* [Problem details]: Each entry below should be printed exactly, with every image left out.

* [Data shown]:
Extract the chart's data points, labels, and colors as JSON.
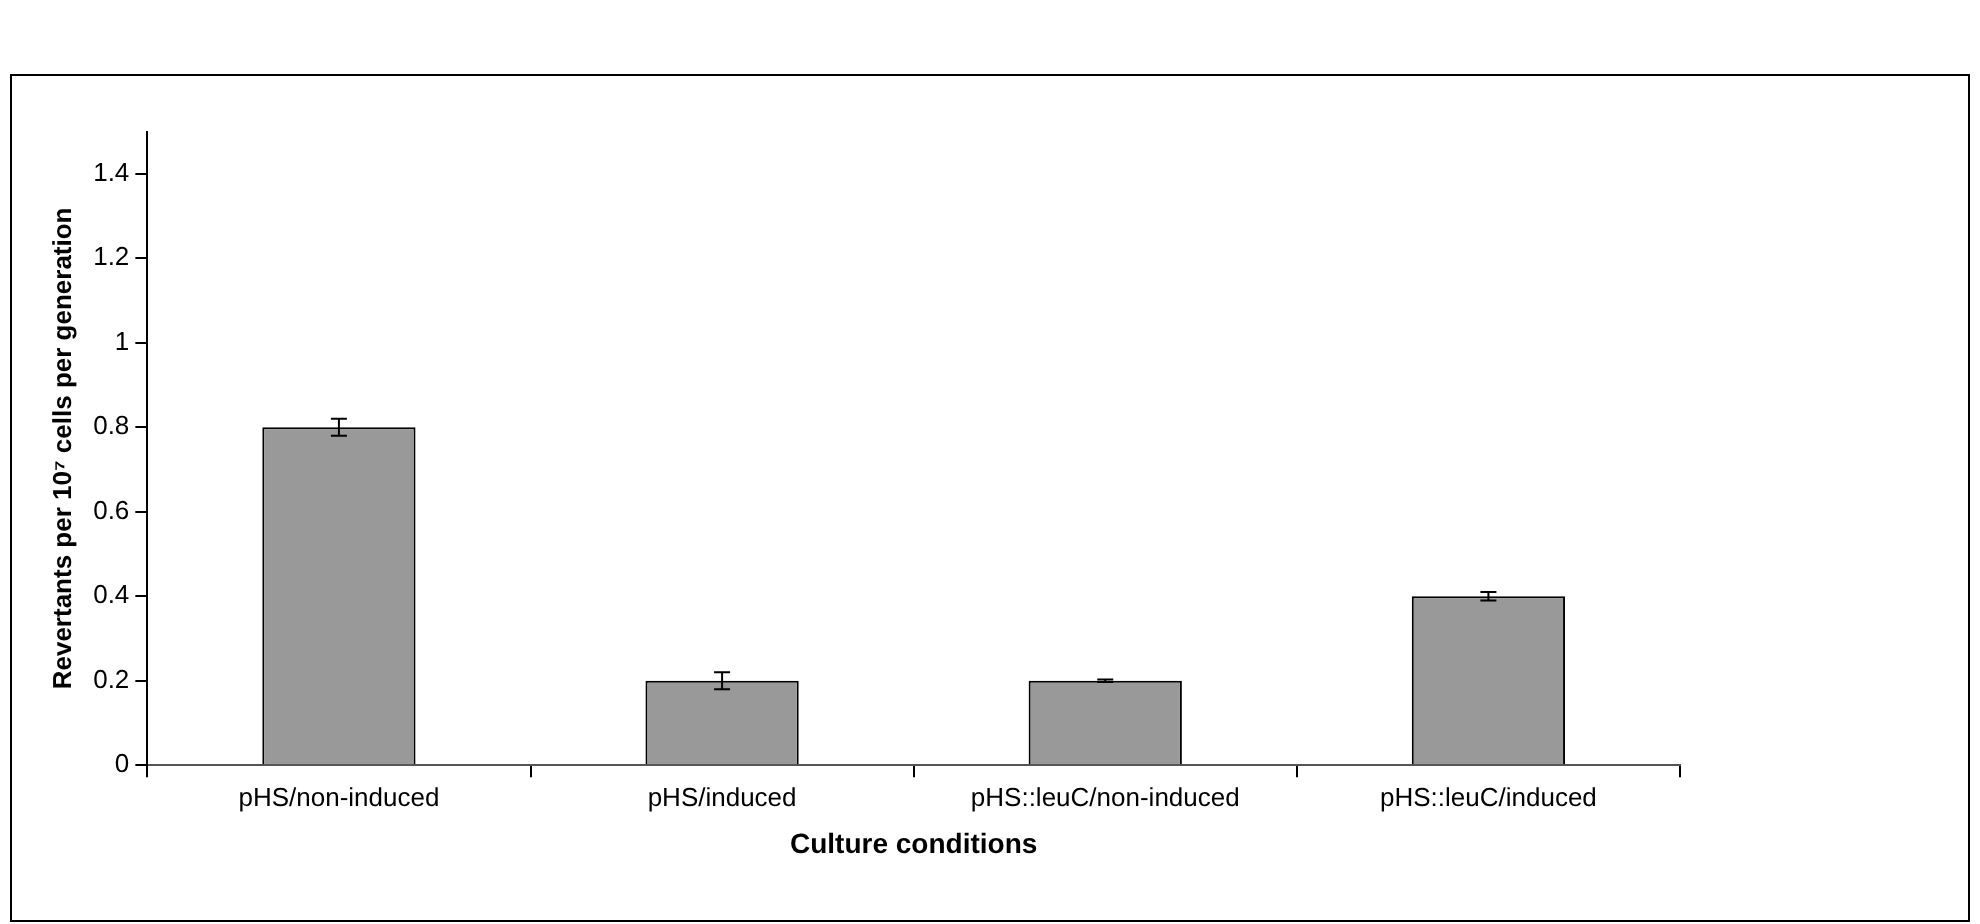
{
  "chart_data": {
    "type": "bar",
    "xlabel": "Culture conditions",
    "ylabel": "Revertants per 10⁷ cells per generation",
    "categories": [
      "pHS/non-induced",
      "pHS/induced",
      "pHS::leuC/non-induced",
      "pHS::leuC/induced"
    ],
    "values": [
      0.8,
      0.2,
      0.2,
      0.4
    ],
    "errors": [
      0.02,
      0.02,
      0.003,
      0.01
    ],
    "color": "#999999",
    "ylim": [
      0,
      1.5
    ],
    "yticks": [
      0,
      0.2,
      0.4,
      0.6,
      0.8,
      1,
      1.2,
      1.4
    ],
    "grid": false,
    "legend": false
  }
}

* [Exercise solution]:
Extract the chart's data points, labels, and colors as JSON.
{
  "chart_data": {
    "type": "bar",
    "xlabel": "Culture conditions",
    "ylabel": "Revertants per 10⁷ cells per generation",
    "categories": [
      "pHS/non-induced",
      "pHS/induced",
      "pHS::leuC/non-induced",
      "pHS::leuC/induced"
    ],
    "values": [
      0.8,
      0.2,
      0.2,
      0.4
    ],
    "errors": [
      0.02,
      0.02,
      0.003,
      0.01
    ],
    "color": "#999999",
    "ylim": [
      0,
      1.5
    ],
    "yticks": [
      0,
      0.2,
      0.4,
      0.6,
      0.8,
      1,
      1.2,
      1.4
    ],
    "grid": false,
    "legend": false
  }
}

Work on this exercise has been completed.